En Egypte, nous étions confrontés au rôle d Israël comme agent impérialiste en Afrique, soutenu par les anciennes puissances coloniales. En particulier, nous étions affligés par les relations qu’Israël entretenait avec le Ghana de Nkrumah, et qui se vantait de celles entretenues avec la Tanzanie et l’Ethiopie. A cette époque, Israël essayait de se présenter comme un pays en voie de développement, alors que les déclarations de l’Afro-Asian Conference (AASPO) ainsi que du groupe de Casablanca l’ont dénoncé comme la tête de pont du nouveau colonialisme.

Lors de la conférence de l’OUA, Nasser a déclaré qu’il ne demanderait pas aux dirigeants africains présents de prendre position à propos d’Israël, mais de découvrir par eux-mêmes sa réalité d’agent de l’impérialisme. Il a réussi à maintenir la conférence dans les eaux de la modération et de trouver un équilibre entre Nkrumah, Nyerere et la Côte d’Ivoire qui représentaient trois tendances distinctes de la réunion. Ainsi, Nasser et l’empereur Haile Selassie ont pris le rôle de grand frère de tous leurs collègues. Nombreux sont ceux qui sont venus au Caire suite à la conférence pour demander du soutien, en particulier de l’Egypte qui avait été choisi pour la prochaine conférence qui devait se ternir en mai 1964 et qui devait être la première conférence de l’OUA. Comme symbole de la liquidation du colonialisme, un comité de coordination de la libération des colonies a été créé. Ainsi le Caire a occupé une position entre les dirigeants du Ghana et de la Tanzanie ainsi qu’entre le Sénégal et la Côte d’Ivoire.

• Enregistrements
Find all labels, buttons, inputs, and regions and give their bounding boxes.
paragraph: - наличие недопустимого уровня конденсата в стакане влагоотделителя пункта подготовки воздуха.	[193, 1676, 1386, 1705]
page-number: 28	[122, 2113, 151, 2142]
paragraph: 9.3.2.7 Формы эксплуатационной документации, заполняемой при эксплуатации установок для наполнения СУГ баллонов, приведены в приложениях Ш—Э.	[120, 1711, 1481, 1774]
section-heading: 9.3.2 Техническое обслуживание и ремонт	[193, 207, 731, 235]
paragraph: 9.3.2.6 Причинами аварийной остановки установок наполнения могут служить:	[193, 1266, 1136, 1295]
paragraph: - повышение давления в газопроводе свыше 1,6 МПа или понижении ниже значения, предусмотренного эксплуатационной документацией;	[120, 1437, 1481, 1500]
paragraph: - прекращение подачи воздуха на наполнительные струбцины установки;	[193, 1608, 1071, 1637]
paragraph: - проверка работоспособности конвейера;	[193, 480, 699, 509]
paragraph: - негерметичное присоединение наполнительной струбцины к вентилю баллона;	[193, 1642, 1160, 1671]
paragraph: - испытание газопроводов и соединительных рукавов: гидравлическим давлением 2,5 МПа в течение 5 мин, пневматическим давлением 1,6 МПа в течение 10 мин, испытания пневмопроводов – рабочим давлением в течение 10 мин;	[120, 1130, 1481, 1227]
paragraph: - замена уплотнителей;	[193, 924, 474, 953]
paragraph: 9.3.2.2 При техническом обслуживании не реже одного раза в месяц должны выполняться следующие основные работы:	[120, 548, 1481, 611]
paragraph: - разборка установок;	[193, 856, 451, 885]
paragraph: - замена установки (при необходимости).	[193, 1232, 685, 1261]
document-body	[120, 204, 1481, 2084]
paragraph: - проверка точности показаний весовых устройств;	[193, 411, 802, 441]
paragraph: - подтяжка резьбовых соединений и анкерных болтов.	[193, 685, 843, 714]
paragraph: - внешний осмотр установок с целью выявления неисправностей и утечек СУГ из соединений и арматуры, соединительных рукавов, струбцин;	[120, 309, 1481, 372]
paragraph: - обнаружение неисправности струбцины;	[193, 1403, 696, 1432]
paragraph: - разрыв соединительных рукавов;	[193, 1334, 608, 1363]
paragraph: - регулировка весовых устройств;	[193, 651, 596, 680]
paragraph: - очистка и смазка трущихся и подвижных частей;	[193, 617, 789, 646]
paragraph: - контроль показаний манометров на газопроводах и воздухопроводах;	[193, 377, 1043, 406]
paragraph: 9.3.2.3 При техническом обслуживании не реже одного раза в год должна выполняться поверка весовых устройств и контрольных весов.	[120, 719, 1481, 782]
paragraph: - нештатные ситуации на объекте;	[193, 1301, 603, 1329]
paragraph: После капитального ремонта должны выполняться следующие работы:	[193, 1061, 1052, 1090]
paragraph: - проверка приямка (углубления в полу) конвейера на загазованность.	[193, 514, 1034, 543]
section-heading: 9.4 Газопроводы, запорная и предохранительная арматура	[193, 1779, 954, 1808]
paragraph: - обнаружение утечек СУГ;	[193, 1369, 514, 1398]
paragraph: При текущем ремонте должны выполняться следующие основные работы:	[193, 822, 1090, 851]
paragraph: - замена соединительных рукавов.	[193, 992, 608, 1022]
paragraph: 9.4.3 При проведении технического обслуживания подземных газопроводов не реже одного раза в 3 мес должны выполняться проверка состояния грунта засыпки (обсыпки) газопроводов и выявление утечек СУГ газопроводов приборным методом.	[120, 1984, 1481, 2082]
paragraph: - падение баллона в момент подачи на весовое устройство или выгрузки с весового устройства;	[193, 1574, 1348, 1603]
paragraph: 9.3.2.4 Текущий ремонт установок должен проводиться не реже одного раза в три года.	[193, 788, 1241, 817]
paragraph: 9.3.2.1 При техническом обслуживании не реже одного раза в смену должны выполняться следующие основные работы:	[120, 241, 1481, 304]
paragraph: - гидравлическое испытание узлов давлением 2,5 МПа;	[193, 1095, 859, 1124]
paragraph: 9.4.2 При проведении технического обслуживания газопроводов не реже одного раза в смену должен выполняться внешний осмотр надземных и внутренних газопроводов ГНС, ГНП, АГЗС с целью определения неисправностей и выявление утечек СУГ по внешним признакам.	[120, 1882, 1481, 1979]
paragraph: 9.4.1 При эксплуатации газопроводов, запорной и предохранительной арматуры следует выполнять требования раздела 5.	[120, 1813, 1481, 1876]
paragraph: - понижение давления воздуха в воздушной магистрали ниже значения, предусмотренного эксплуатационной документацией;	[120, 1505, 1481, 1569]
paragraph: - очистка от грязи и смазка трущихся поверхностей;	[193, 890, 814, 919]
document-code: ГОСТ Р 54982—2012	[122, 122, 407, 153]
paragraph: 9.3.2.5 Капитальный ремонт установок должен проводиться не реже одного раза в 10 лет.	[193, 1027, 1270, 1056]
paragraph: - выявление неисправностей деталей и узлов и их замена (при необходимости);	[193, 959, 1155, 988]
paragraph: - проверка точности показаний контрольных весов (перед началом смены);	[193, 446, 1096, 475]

• Exercice proposé 1
Recopiez tout le passage de l'extrait sur Nasser et l'Afrique, depuis « En Egypte, nous » jusqu'à « du nouveau colonialisme. ».
• Exercice proposé 2
Poursuivez l'extrait sur Nasser et l'Afrique à partir de sa dernière phrase.
Les enregistrements ne servent à rien ici.

• Résultat 1
En Egypte, nous étions confrontés au rôle d Israël comme agent impérialiste en Afrique, soutenu par les anciennes puissances coloniales. En particulier, nous étions affligés par les relations qu’Israël entretenait avec le Ghana de Nkrumah, et qui se vantait de celles entretenues avec la Tanzanie et l’Ethiopie. A cette époque, Israël essayait de se présenter comme un pays en voie de développement, alors que les déclarations de l’Afro-Asian Conference (AASPO) ainsi que du groupe de Casablanca l’ont dénoncé comme la tête de pont du nouveau colonialisme.

• Résultat 2
C’était là des journées glorieuses pour l’activité africaine au Caire. Les médias égyptiens ont témoigné de beaucoup d’intérêts pour les bureaux des mouvements de libération de Zamalek. Les activités de libération, y compris la lutte armée, étaient acclamées par tout un chacun sans crainte d’intervention. Un des éléments positifs a été l’anecdote de la séquestration de Tshombé dans un des Palais présidentiels du Caire avec un groupe de belles belges qui l’ont accompagné afin de l’empêcher d’assister à la conférence de l’OUA de 1964, ce qui a provoqué beaucoup de rires dans le public du Caire et a mis un grain de sable dans les manœuvres françaises qui avaient arrangé la venue de ce personnage qui n’avait pas été invité.

Les nouveaux mouvements de libération continuaient d’affluer au Caire, en particulier des colonies portugaises, espérant du soutien qu’ils obtenaient facilement de Nasser et je pouvais voir leur joie après ces audiences. Fayek et notre groupe avons réalisé un bon travail en fournissant des bureaux pour quelque 20 de ces délégations. Le grand nombre résultait en partie du fait que certains pays avaient plus d’une délégation et c’était mon problème personnel de coordonner leurs demandes de sorte à les rendre acceptables au bureau présidentiel de Fayek. Ces requêtes pouvaient être des bourses pour des étudiants, de la formation militaire, du temps à l’antenne, etc.

J’étais souvent déchiré entre mon bonheur à l’idée que le Caire était utile à tous ces jeunes révolutionnaires et la nécessité de faire le tri entre ceux qui méritaient d’être aidés et ceux qui ne méritent pas, entre les authentiques et les fraudeurs. La légitimité à différents niveaux de la lutte pour la libération était l’une des raisons de cette affluence au Caire qui était une des rares capitales à accepter la diversité. Je comprendrais plus tard les raisons profondes d’une telle attitude.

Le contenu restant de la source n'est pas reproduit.